### INSTRUCTIONS FOR THE TASK
Quote the listing in full, exactly as given, minus any pictures.

### INFORMATION SUPPLIED
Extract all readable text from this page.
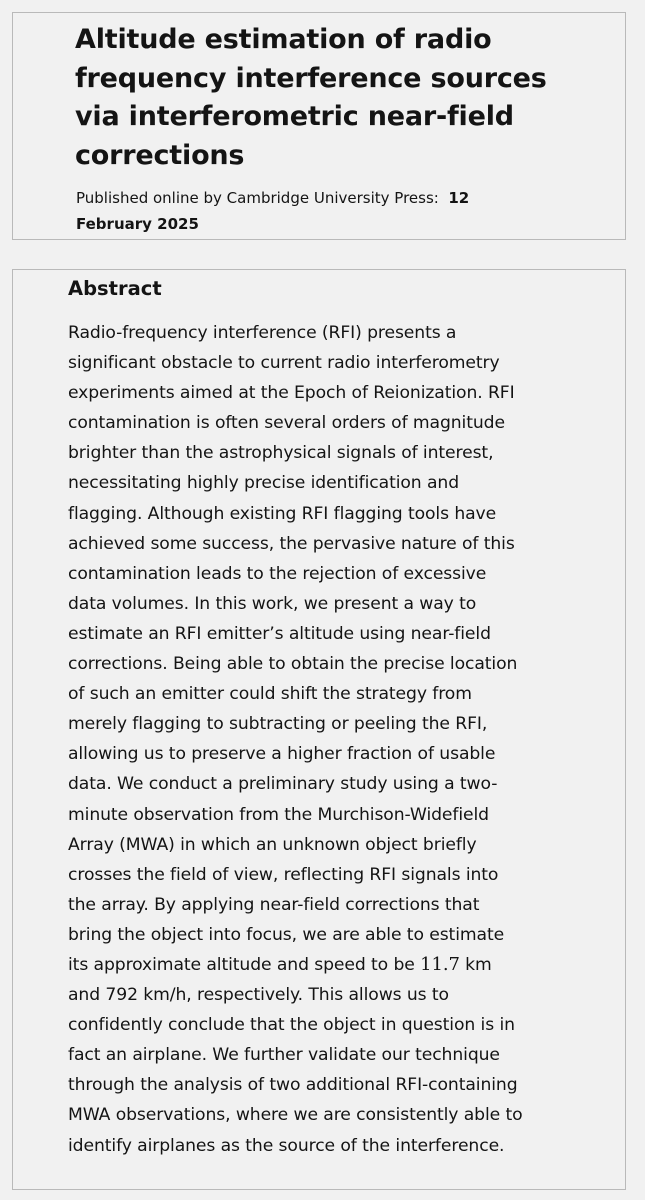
Altitude estimation of radio
frequency interference sources
via interferometric near-field
corrections

Published online by Cambridge University Press: 12
February 2025

Abstract

Radio-frequency interference (RFI) presents a
significant obstacle to current radio interferometry
experiments aimed at the Epoch of Reionization. RFI
contamination is often several orders of magnitude
brighter than the astrophysical signals of interest,
necessitating highly precise identification and
flagging. Although existing RFI flagging tools have
achieved some success, the pervasive nature of this
contamination leads to the rejection of excessive
data volumes. In this work, we present a way to
estimate an RFI emitter’s altitude using near-field
corrections. Being able to obtain the precise location
of such an emitter could shift the strategy from
merely flagging to subtracting or peeling the RFI,
allowing us to preserve a higher fraction of usable
data. We conduct a preliminary study using a two-
minute observation from the Murchison-Widefield
Array (MWA) in which an unknown object briefly
crosses the field of view, reflecting RFI signals into
the array. By applying near-field corrections that
bring the object into focus, we are able to estimate
its approximate altitude and speed to be 11.7 km
and 792 km/h, respectively. This allows us to
confidently conclude that the object in question is in
fact an airplane. We further validate our technique
through the analysis of two additional RFI-containing
MWA observations, where we are consistently able to
identify airplanes as the source of the interference.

### COMPLETED EXERCISE
Extract all readable text from this page.
Altitude estimation of radio
frequency interference sources
via interferometric near-field
corrections

Published online by Cambridge University Press: 12
February 2025

Abstract

Radio-frequency interference (RFI) presents a
significant obstacle to current radio interferometry
experiments aimed at the Epoch of Reionization. RFI
contamination is often several orders of magnitude
brighter than the astrophysical signals of interest,
necessitating highly precise identification and
flagging. Although existing RFI flagging tools have
achieved some success, the pervasive nature of this
contamination leads to the rejection of excessive
data volumes. In this work, we present a way to
estimate an RFI emitter’s altitude using near-field
corrections. Being able to obtain the precise location
of such an emitter could shift the strategy from
merely flagging to subtracting or peeling the RFI,
allowing us to preserve a higher fraction of usable
data. We conduct a preliminary study using a two-
minute observation from the Murchison-Widefield
Array (MWA) in which an unknown object briefly
crosses the field of view, reflecting RFI signals into
the array. By applying near-field corrections that
bring the object into focus, we are able to estimate
its approximate altitude and speed to be 11.7 km
and 792 km/h, respectively. This allows us to
confidently conclude that the object in question is in
fact an airplane. We further validate our technique
through the analysis of two additional RFI-containing
MWA observations, where we are consistently able to
identify airplanes as the source of the interference.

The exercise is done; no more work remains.